_Dataset records_.
+===+

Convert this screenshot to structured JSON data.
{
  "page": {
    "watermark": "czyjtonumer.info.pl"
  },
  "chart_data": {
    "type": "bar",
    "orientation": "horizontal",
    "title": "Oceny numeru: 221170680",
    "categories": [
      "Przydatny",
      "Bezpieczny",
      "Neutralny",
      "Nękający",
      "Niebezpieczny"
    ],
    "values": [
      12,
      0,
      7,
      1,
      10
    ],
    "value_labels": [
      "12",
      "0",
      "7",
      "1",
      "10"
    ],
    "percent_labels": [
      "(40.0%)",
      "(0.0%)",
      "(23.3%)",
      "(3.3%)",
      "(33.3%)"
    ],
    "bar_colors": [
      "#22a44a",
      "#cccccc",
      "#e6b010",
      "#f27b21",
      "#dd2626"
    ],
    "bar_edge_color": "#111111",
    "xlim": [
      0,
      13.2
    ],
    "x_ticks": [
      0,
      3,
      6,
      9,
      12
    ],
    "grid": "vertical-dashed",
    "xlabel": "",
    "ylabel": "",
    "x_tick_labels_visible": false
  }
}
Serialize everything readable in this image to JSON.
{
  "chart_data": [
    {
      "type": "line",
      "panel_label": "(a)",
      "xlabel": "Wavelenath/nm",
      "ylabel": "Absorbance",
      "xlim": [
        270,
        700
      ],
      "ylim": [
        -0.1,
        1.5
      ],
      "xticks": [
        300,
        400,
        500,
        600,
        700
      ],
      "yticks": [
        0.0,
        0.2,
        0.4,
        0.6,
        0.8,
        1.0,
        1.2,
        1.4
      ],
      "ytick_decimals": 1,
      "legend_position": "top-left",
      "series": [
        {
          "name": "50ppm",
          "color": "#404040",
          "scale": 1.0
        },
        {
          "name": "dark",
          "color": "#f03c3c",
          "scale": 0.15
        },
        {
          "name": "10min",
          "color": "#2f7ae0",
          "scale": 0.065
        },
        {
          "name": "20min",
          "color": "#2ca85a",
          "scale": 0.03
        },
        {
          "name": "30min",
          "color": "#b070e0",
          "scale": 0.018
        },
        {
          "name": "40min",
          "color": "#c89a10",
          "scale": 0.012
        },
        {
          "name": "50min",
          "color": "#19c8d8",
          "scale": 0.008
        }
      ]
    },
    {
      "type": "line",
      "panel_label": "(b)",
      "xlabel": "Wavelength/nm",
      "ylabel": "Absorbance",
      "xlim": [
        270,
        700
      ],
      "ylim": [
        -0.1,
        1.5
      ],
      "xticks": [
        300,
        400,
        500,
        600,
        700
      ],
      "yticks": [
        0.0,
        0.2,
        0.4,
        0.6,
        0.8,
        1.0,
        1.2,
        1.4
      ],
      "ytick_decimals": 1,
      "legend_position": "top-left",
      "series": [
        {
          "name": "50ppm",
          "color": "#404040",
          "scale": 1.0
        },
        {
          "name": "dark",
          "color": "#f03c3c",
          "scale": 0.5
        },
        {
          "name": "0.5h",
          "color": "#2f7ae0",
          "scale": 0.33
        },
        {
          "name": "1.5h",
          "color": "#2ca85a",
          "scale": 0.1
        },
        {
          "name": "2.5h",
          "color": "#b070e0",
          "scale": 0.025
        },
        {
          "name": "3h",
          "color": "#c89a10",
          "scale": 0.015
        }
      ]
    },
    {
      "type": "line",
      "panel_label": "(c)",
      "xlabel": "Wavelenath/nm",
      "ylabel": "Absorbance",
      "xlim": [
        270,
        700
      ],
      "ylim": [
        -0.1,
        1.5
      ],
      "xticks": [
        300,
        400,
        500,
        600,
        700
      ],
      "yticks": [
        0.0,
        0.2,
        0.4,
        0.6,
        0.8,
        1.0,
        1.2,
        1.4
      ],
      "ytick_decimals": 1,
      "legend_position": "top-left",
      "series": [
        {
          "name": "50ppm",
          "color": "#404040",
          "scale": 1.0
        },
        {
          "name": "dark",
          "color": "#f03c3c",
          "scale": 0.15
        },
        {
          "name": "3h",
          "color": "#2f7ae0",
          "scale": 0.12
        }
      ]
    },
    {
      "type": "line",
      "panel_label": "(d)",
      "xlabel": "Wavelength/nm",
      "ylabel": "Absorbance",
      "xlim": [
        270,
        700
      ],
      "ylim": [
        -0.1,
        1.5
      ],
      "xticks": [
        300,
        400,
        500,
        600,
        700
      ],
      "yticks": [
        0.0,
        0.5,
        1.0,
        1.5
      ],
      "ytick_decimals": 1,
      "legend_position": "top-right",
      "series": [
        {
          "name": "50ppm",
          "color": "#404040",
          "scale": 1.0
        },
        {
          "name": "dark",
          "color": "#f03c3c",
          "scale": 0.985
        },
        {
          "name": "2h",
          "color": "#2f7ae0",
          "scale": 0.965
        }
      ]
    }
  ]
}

+===+

_Brief_. Gather all lines of the records that include the word "this".

_Correct output_.
Convert this screenshot to structured JSON data.
Serialize everything readable in this image to JSON.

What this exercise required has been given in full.